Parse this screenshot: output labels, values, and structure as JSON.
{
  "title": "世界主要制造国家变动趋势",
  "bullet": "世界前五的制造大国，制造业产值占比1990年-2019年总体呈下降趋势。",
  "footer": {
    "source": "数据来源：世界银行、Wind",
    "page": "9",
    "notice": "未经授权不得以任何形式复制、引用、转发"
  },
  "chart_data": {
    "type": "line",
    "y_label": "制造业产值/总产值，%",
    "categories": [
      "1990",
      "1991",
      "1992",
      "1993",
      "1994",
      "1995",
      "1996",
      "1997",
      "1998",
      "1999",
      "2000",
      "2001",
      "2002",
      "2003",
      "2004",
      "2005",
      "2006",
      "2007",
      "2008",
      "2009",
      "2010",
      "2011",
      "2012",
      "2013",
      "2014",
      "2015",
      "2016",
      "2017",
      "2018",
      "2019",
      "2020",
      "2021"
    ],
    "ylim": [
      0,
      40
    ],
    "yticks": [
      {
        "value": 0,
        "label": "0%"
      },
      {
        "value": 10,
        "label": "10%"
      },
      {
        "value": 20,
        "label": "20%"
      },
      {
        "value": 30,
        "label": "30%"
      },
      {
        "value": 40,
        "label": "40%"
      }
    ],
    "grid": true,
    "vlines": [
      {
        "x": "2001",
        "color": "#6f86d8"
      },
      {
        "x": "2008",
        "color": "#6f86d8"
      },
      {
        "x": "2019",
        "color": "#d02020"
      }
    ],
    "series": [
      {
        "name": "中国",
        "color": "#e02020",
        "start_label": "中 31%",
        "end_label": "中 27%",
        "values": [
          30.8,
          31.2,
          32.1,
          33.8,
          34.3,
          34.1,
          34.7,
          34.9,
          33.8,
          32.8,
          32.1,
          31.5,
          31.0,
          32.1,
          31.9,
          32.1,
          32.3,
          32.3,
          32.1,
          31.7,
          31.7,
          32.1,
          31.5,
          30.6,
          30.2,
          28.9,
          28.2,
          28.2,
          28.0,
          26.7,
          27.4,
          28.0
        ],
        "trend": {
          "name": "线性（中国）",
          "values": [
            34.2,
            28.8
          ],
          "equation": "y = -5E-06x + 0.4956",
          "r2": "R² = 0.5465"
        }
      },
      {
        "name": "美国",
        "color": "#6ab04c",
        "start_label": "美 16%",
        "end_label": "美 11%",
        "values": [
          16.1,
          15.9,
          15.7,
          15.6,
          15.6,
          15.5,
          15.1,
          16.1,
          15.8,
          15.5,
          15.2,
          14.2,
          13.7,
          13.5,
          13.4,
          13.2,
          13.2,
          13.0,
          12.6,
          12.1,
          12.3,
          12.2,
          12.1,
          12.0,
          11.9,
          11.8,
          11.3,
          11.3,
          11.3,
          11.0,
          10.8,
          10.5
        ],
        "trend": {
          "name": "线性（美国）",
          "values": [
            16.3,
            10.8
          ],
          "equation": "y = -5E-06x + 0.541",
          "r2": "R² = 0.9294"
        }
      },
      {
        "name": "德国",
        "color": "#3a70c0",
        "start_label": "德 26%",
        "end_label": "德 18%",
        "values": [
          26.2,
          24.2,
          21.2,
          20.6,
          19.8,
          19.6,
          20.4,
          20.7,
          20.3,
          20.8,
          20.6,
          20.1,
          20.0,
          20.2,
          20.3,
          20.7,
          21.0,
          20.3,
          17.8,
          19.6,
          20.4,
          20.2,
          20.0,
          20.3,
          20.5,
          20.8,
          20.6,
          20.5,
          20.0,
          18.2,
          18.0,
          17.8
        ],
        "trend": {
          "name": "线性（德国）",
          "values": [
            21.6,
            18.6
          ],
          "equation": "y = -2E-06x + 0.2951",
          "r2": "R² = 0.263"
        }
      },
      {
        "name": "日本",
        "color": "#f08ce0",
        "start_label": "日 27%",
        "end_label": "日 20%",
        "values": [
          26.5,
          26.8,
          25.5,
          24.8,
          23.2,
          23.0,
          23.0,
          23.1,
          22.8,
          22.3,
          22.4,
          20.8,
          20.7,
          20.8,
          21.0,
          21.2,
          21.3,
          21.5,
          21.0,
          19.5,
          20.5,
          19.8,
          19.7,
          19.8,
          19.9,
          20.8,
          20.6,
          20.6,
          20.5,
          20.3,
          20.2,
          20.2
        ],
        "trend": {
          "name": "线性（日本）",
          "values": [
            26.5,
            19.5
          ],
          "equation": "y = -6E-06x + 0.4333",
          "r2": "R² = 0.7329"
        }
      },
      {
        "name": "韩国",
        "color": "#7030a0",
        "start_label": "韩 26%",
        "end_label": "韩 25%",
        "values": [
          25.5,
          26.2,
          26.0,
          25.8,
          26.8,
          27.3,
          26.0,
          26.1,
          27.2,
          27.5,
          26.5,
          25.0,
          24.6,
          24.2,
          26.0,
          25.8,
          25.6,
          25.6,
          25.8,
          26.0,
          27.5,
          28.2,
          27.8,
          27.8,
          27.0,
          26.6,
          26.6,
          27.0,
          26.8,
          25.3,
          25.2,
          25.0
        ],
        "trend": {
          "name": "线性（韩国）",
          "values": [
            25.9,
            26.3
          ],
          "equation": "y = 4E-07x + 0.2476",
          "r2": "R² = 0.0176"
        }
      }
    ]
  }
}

━━━━━━━━━━━━━━━━

§ **What you are asked to do**:
Please give back all of the records exactly as written.

§ **Answer to the exercise**:
Parse this screenshot: output labels, values, and structure as JSON.
{
  "title": "世界主要制造国家变动趋势",
  "bullet": "世界前五的制造大国，制造业产值占比1990年-2019年总体呈下降趋势。",
  "footer": {
    "source": "数据来源：世界银行、Wind",
    "page": "9",
    "notice": "未经授权不得以任何形式复制、引用、转发"
  },
  "chart_data": {
    "type": "line",
    "y_label": "制造业产值/总产值，%",
    "categories": [
      "1990",
      "1991",
      "1992",
      "1993",
      "1994",
      "1995",
      "1996",
      "1997",
      "1998",
      "1999",
      "2000",
      "2001",
      "2002",
      "2003",
      "2004",
      "2005",
      "2006",
      "2007",
      "2008",
      "2009",
      "2010",
      "2011",
      "2012",
      "2013",
      "2014",
      "2015",
      "2016",
      "2017",
      "2018",
      "2019",
      "2020",
      "2021"
    ],
    "ylim": [
      0,
      40
    ],
    "yticks": [
      {
        "value": 0,
        "label": "0%"
      },
      {
        "value": 10,
        "label": "10%"
      },
      {
        "value": 20,
        "label": "20%"
      },
      {
        "value": 30,
        "label": "30%"
      },
      {
        "value": 40,
        "label": "40%"
      }
    ],
    "grid": true,
    "vlines": [
      {
        "x": "2001",
        "color": "#6f86d8"
      },
      {
        "x": "2008",
        "color": "#6f86d8"
      },
      {
        "x": "2019",
        "color": "#d02020"
      }
    ],
    "series": [
      {
        "name": "中国",
        "color": "#e02020",
        "start_label": "中 31%",
        "end_label": "中 27%",
        "values": [
          30.8,
          31.2,
          32.1,
          33.8,
          34.3,
          34.1,
          34.7,
          34.9,
          33.8,
          32.8,
          32.1,
          31.5,
          31.0,
          32.1,
          31.9,
          32.1,
          32.3,
          32.3,
          32.1,
          31.7,
          31.7,
          32.1,
          31.5,
          30.6,
          30.2,
          28.9,
          28.2,
          28.2,
          28.0,
          26.7,
          27.4,
          28.0
        ],
        "trend": {
          "name": "线性（中国）",
          "values": [
            34.2,
            28.8
          ],
          "equation": "y = -5E-06x + 0.4956",
          "r2": "R² = 0.5465"
        }
      },
      {
        "name": "美国",
        "color": "#6ab04c",
        "start_label": "美 16%",
        "end_label": "美 11%",
        "values": [
          16.1,
          15.9,
          15.7,
          15.6,
          15.6,
          15.5,
          15.1,
          16.1,
          15.8,
          15.5,
          15.2,
          14.2,
          13.7,
          13.5,
          13.4,
          13.2,
          13.2,
          13.0,
          12.6,
          12.1,
          12.3,
          12.2,
          12.1,
          12.0,
          11.9,
          11.8,
          11.3,
          11.3,
          11.3,
          11.0,
          10.8,
          10.5
        ],
        "trend": {
          "name": "线性（美国）",
          "values": [
            16.3,
            10.8
          ],
          "equation": "y = -5E-06x + 0.541",
          "r2": "R² = 0.9294"
        }
      },
      {
        "name": "德国",
        "color": "#3a70c0",
        "start_label": "德 26%",
        "end_label": "德 18%",
        "values": [
          26.2,
          24.2,
          21.2,
          20.6,
          19.8,
          19.6,
          20.4,
          20.7,
          20.3,
          20.8,
          20.6,
          20.1,
          20.0,
          20.2,
          20.3,
          20.7,
          21.0,
          20.3,
          17.8,
          19.6,
          20.4,
          20.2,
          20.0,
          20.3,
          20.5,
          20.8,
          20.6,
          20.5,
          20.0,
          18.2,
          18.0,
          17.8
        ],
        "trend": {
          "name": "线性（德国）",
          "values": [
            21.6,
            18.6
          ],
          "equation": "y = -2E-06x + 0.2951",
          "r2": "R² = 0.263"
        }
      },
      {
        "name": "日本",
        "color": "#f08ce0",
        "start_label": "日 27%",
        "end_label": "日 20%",
        "values": [
          26.5,
          26.8,
          25.5,
          24.8,
          23.2,
          23.0,
          23.0,
          23.1,
          22.8,
          22.3,
          22.4,
          20.8,
          20.7,
          20.8,
          21.0,
          21.2,
          21.3,
          21.5,
          21.0,
          19.5,
          20.5,
          19.8,
          19.7,
          19.8,
          19.9,
          20.8,
          20.6,
          20.6,
          20.5,
          20.3,
          20.2,
          20.2
        ],
        "trend": {
          "name": "线性（日本）",
          "values": [
            26.5,
            19.5
          ],
          "equation": "y = -6E-06x + 0.4333",
          "r2": "R² = 0.7329"
        }
      },
      {
        "name": "韩国",
        "color": "#7030a0",
        "start_label": "韩 26%",
        "end_label": "韩 25%",
        "values": [
          25.5,
          26.2,
          26.0,
          25.8,
          26.8,
          27.3,
          26.0,
          26.1,
          27.2,
          27.5,
          26.5,
          25.0,
          24.6,
          24.2,
          26.0,
          25.8,
          25.6,
          25.6,
          25.8,
          26.0,
          27.5,
          28.2,
          27.8,
          27.8,
          27.0,
          26.6,
          26.6,
          27.0,
          26.8,
          25.3,
          25.2,
          25.0
        ],
        "trend": {
          "name": "线性（韩国）",
          "values": [
            25.9,
            26.3
          ],
          "equation": "y = 4E-07x + 0.2476",
          "r2": "R² = 0.0176"
        }
      }
    ]
  }
}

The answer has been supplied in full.